**What needs to be done:**
Output every line of the data exactly as it appears.

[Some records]
## BEGIN
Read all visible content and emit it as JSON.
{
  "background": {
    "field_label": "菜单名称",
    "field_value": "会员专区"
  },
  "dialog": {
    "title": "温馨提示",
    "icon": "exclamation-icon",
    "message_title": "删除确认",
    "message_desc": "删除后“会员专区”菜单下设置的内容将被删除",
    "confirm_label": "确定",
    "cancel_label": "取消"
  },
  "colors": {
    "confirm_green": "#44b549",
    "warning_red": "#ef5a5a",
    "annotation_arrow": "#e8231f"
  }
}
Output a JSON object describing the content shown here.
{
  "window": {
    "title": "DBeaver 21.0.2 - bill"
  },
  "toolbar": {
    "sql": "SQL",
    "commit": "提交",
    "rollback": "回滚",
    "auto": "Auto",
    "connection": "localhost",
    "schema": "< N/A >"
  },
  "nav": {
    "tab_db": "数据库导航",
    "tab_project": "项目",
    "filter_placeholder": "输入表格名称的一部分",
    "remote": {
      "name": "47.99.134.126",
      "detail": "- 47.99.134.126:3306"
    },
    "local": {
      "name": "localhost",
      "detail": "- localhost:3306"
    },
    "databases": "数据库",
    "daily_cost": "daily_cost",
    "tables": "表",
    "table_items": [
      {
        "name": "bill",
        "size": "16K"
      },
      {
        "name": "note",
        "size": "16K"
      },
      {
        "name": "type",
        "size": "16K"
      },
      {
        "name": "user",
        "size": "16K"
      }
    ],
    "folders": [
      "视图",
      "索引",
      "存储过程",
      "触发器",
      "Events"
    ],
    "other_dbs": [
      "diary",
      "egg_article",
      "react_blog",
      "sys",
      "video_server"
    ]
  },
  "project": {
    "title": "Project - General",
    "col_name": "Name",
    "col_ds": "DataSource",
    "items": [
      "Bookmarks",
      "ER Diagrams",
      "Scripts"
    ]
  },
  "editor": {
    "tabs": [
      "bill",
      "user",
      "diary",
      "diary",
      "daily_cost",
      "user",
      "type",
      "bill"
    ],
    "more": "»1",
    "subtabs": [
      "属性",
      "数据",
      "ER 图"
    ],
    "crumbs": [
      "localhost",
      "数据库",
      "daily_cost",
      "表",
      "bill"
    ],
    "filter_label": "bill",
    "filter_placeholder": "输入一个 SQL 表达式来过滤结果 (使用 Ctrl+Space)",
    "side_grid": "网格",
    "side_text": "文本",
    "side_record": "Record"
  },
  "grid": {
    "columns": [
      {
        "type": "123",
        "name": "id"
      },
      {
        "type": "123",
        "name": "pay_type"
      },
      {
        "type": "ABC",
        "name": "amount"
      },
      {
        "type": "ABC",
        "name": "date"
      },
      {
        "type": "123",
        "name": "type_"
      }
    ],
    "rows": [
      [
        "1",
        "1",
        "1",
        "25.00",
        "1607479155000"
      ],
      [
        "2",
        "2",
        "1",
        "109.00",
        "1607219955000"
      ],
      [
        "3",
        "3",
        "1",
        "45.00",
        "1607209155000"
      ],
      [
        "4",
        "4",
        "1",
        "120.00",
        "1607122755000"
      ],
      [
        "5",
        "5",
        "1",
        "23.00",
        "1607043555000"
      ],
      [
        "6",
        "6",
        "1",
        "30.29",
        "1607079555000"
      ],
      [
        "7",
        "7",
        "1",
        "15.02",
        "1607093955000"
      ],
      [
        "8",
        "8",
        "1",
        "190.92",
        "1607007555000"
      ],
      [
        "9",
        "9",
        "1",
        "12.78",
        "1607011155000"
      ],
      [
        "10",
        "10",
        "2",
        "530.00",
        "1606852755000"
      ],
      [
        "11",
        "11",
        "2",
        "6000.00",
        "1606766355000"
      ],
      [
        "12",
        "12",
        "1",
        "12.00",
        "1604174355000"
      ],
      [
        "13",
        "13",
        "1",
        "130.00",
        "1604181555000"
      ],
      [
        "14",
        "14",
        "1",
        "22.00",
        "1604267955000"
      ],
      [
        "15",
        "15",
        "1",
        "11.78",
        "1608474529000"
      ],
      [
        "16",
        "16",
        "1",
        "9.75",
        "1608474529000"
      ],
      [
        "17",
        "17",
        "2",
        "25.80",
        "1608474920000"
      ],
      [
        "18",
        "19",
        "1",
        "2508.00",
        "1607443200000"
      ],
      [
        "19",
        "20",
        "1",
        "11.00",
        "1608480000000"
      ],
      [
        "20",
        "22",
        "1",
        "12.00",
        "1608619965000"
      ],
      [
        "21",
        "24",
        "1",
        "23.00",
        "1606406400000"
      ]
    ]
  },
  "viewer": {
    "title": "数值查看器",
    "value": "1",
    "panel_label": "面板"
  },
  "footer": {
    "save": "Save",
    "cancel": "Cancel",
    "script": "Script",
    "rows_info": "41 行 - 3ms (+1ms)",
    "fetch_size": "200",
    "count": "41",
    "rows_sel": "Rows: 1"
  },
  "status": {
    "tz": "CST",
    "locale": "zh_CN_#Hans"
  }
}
## END
**Correct result:**
Read all visible content and emit it as JSON.
{
  "background": {
    "field_label": "菜单名称",
    "field_value": "会员专区"
  },
  "dialog": {
    "title": "温馨提示",
    "icon": "exclamation-icon",
    "message_title": "删除确认",
    "message_desc": "删除后“会员专区”菜单下设置的内容将被删除",
    "confirm_label": "确定",
    "cancel_label": "取消"
  },
  "colors": {
    "confirm_green": "#44b549",
    "warning_red": "#ef5a5a",
    "annotation_arrow": "#e8231f"
  }
}
Output a JSON object describing the content shown here.
{
  "window": {
    "title": "DBeaver 21.0.2 - bill"
  },
  "toolbar": {
    "sql": "SQL",
    "commit": "提交",
    "rollback": "回滚",
    "auto": "Auto",
    "connection": "localhost",
    "schema": "< N/A >"
  },
  "nav": {
    "tab_db": "数据库导航",
    "tab_project": "项目",
    "filter_placeholder": "输入表格名称的一部分",
    "remote": {
      "name": "47.99.134.126",
      "detail": "- 47.99.134.126:3306"
    },
    "local": {
      "name": "localhost",
      "detail": "- localhost:3306"
    },
    "databases": "数据库",
    "daily_cost": "daily_cost",
    "tables": "表",
    "table_items": [
      {
        "name": "bill",
        "size": "16K"
      },
      {
        "name": "note",
        "size": "16K"
      },
      {
        "name": "type",
        "size": "16K"
      },
      {
        "name": "user",
        "size": "16K"
      }
    ],
    "folders": [
      "视图",
      "索引",
      "存储过程",
      "触发器",
      "Events"
    ],
    "other_dbs": [
      "diary",
      "egg_article",
      "react_blog",
      "sys",
      "video_server"
    ]
  },
  "project": {
    "title": "Project - General",
    "col_name": "Name",
    "col_ds": "DataSource",
    "items": [
      "Bookmarks",
      "ER Diagrams",
      "Scripts"
    ]
  },
  "editor": {
    "tabs": [
      "bill",
      "user",
      "diary",
      "diary",
      "daily_cost",
      "user",
      "type",
      "bill"
    ],
    "more": "»1",
    "subtabs": [
      "属性",
      "数据",
      "ER 图"
    ],
    "crumbs": [
      "localhost",
      "数据库",
      "daily_cost",
      "表",
      "bill"
    ],
    "filter_label": "bill",
    "filter_placeholder": "输入一个 SQL 表达式来过滤结果 (使用 Ctrl+Space)",
    "side_grid": "网格",
    "side_text": "文本",
    "side_record": "Record"
  },
  "grid": {
    "columns": [
      {
        "type": "123",
        "name": "id"
      },
      {
        "type": "123",
        "name": "pay_type"
      },
      {
        "type": "ABC",
        "name": "amount"
      },
      {
        "type": "ABC",
        "name": "date"
      },
      {
        "type": "123",
        "name": "type_"
      }
    ],
    "rows": [
      [
        "1",
        "1",
        "1",
        "25.00",
        "1607479155000"
      ],
      [
        "2",
        "2",
        "1",
        "109.00",
        "1607219955000"
      ],
      [
        "3",
        "3",
        "1",
        "45.00",
        "1607209155000"
      ],
      [
        "4",
        "4",
        "1",
        "120.00",
        "1607122755000"
      ],
      [
        "5",
        "5",
        "1",
        "23.00",
        "1607043555000"
      ],
      [
        "6",
        "6",
        "1",
        "30.29",
        "1607079555000"
      ],
      [
        "7",
        "7",
        "1",
        "15.02",
        "1607093955000"
      ],
      [
        "8",
        "8",
        "1",
        "190.92",
        "1607007555000"
      ],
      [
        "9",
        "9",
        "1",
        "12.78",
        "1607011155000"
      ],
      [
        "10",
        "10",
        "2",
        "530.00",
        "1606852755000"
      ],
      [
        "11",
        "11",
        "2",
        "6000.00",
        "1606766355000"
      ],
      [
        "12",
        "12",
        "1",
        "12.00",
        "1604174355000"
      ],
      [
        "13",
        "13",
        "1",
        "130.00",
        "1604181555000"
      ],
      [
        "14",
        "14",
        "1",
        "22.00",
        "1604267955000"
      ],
      [
        "15",
        "15",
        "1",
        "11.78",
        "1608474529000"
      ],
      [
        "16",
        "16",
        "1",
        "9.75",
        "1608474529000"
      ],
      [
        "17",
        "17",
        "2",
        "25.80",
        "1608474920000"
      ],
      [
        "18",
        "19",
        "1",
        "2508.00",
        "1607443200000"
      ],
      [
        "19",
        "20",
        "1",
        "11.00",
        "1608480000000"
      ],
      [
        "20",
        "22",
        "1",
        "12.00",
        "1608619965000"
      ],
      [
        "21",
        "24",
        "1",
        "23.00",
        "1606406400000"
      ]
    ]
  },
  "viewer": {
    "title": "数值查看器",
    "value": "1",
    "panel_label": "面板"
  },
  "footer": {
    "save": "Save",
    "cancel": "Cancel",
    "script": "Script",
    "rows_info": "41 行 - 3ms (+1ms)",
    "fetch_size": "200",
    "count": "41",
    "rows_sel": "Rows: 1"
  },
  "status": {
    "tz": "CST",
    "locale": "zh_CN_#Hans"
  }
}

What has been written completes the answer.